■ **Required task**
Look through the listing for the word "pensée". Copy each line that has it.

■ **The records**
------------

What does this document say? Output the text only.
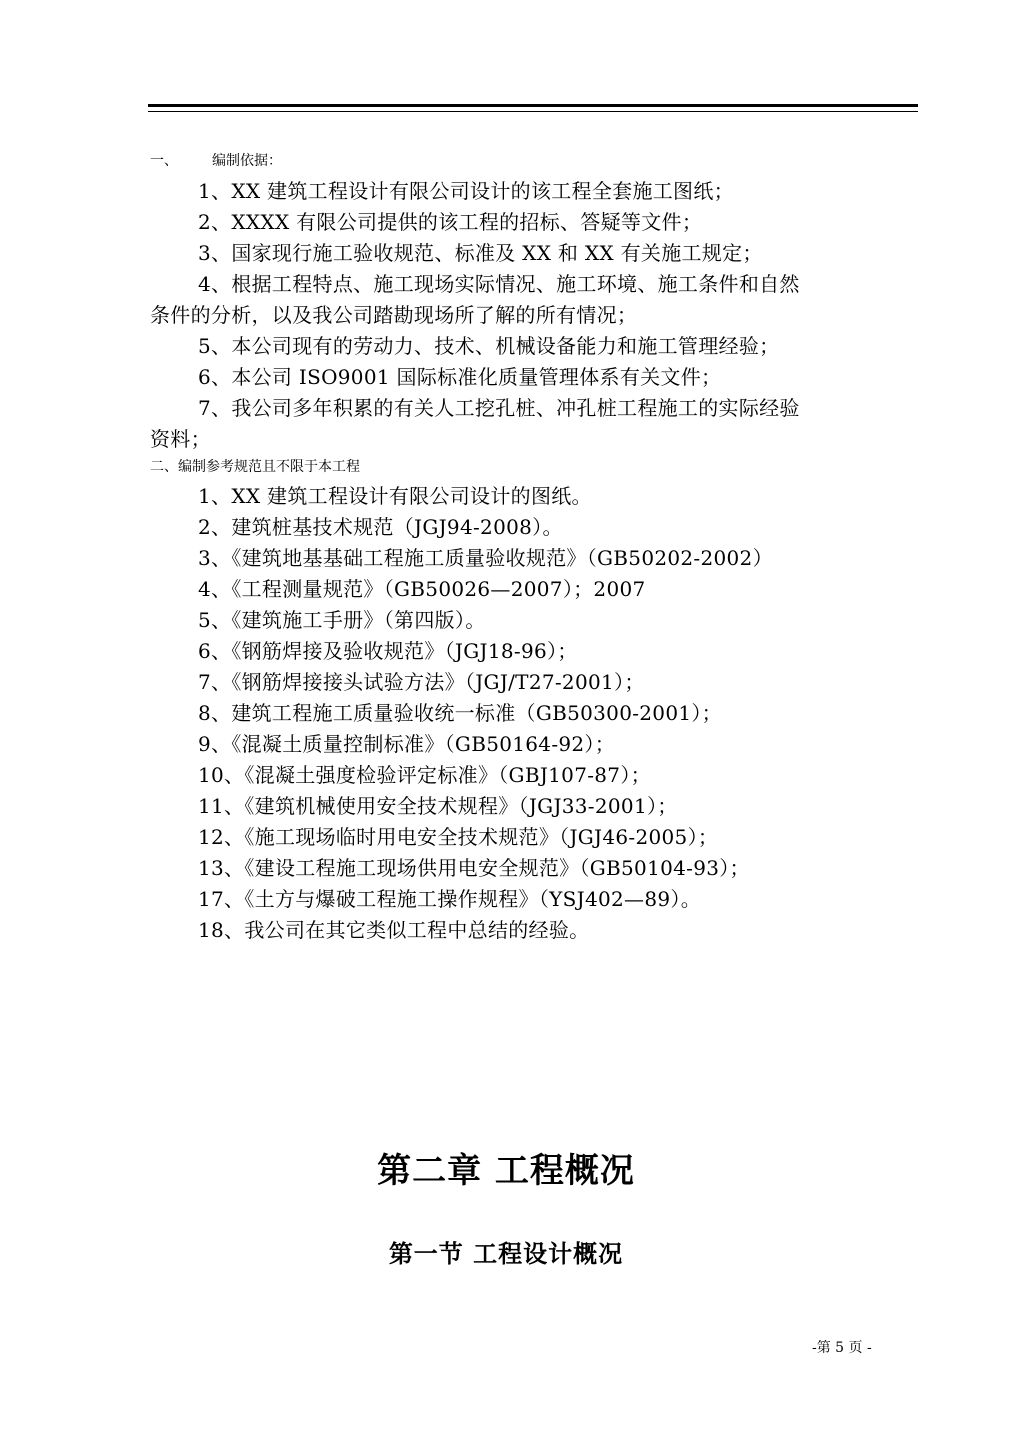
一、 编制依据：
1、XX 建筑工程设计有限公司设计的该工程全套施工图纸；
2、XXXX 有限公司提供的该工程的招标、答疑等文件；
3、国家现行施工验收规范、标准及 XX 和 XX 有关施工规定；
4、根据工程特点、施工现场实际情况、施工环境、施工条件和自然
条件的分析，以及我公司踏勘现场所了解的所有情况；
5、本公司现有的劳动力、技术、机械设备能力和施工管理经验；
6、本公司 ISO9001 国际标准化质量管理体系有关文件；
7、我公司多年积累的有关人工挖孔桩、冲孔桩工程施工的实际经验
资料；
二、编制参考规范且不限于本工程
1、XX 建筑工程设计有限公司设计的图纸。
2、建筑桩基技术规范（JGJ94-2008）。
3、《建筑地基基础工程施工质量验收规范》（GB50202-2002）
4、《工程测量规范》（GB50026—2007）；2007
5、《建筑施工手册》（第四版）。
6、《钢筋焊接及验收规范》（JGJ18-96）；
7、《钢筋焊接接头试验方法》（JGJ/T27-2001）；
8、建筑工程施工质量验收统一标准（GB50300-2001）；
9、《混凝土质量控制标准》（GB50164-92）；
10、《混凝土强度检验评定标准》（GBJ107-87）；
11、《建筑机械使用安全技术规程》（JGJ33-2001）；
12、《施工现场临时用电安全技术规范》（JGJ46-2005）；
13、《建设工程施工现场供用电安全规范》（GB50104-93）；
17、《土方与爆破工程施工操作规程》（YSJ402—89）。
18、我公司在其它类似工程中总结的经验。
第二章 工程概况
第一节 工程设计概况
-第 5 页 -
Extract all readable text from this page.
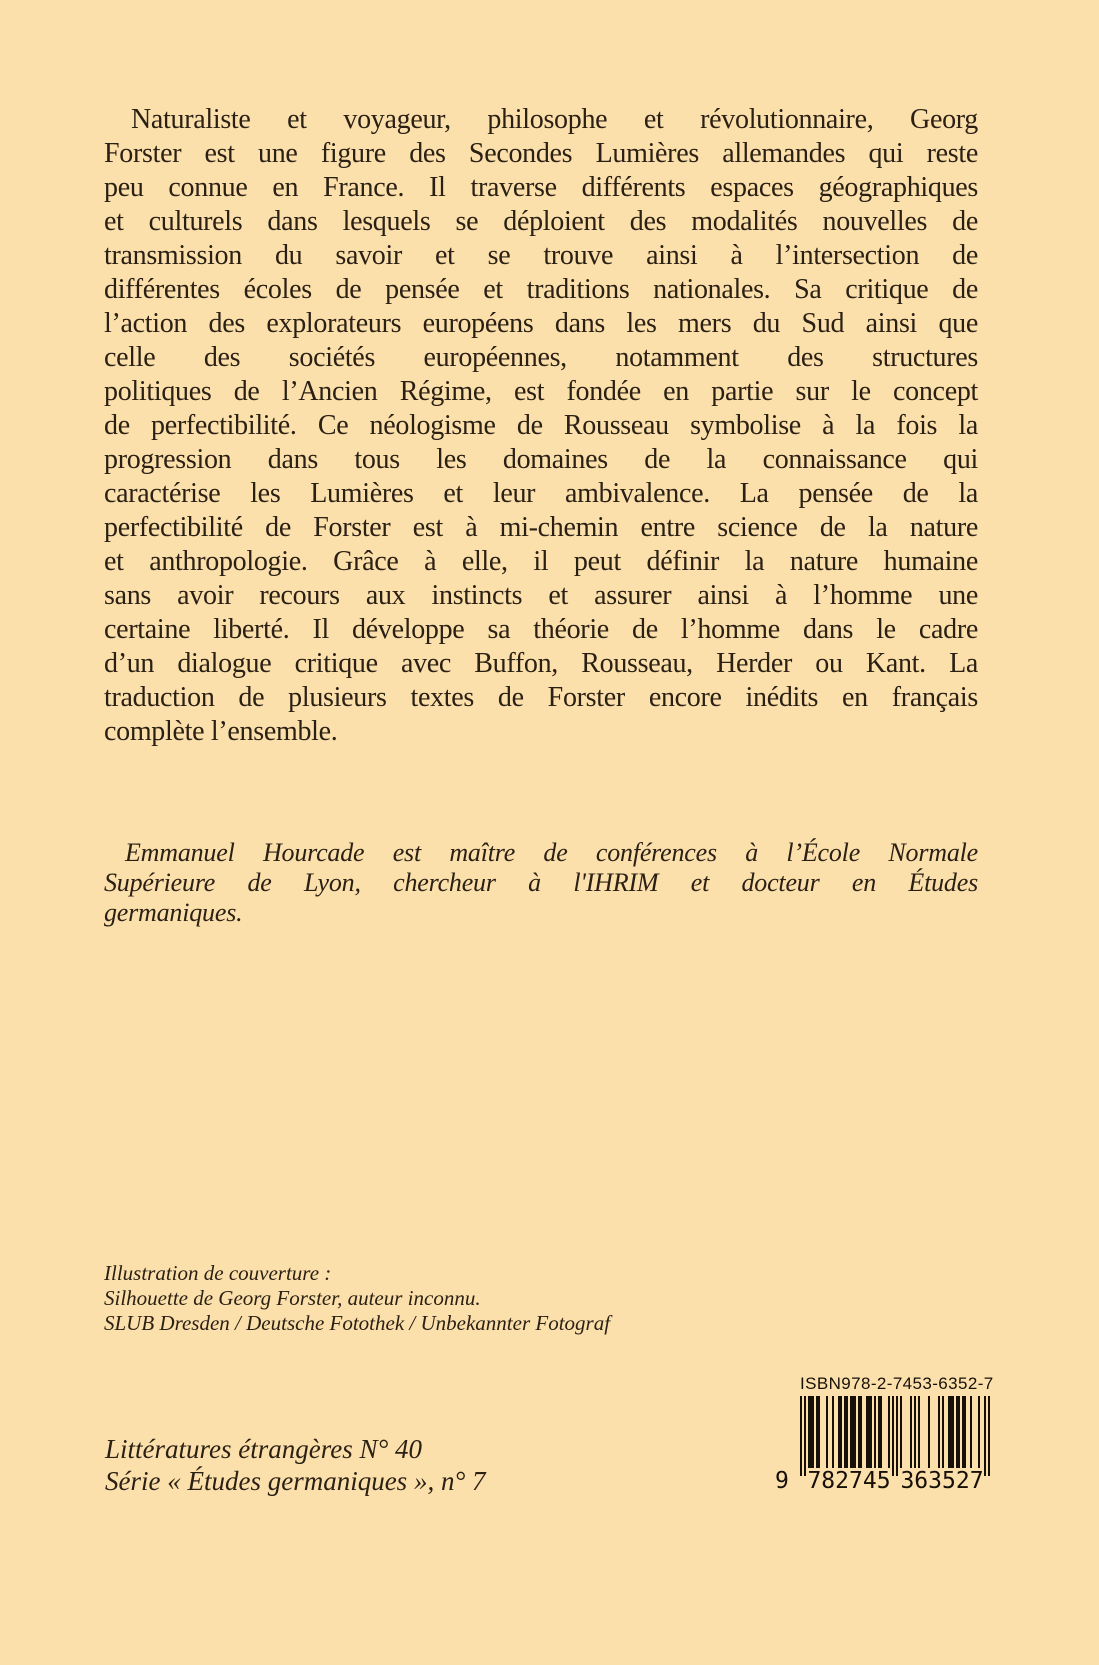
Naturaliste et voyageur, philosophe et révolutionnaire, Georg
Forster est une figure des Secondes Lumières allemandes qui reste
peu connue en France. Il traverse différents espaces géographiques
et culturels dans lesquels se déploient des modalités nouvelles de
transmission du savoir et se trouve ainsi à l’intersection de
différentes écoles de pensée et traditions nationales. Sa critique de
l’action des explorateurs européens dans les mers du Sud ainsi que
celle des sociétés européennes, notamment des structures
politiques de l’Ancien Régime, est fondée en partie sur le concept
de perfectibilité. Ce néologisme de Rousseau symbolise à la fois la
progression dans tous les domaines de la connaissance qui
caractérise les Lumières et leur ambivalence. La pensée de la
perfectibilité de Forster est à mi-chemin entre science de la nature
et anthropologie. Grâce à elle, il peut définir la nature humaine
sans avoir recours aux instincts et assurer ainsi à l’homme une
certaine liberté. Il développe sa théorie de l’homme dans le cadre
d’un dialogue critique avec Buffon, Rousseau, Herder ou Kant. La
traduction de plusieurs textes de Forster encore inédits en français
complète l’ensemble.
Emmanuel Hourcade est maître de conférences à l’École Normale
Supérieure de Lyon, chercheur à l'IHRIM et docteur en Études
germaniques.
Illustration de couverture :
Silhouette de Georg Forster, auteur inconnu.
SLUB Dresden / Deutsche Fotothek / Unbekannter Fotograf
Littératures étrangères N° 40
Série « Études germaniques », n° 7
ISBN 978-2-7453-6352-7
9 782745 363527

------------

■ **Complete output**
différentes écoles de pensée et traditions nationales. Sa critique de
caractérise les Lumières et leur ambivalence. La pensée de la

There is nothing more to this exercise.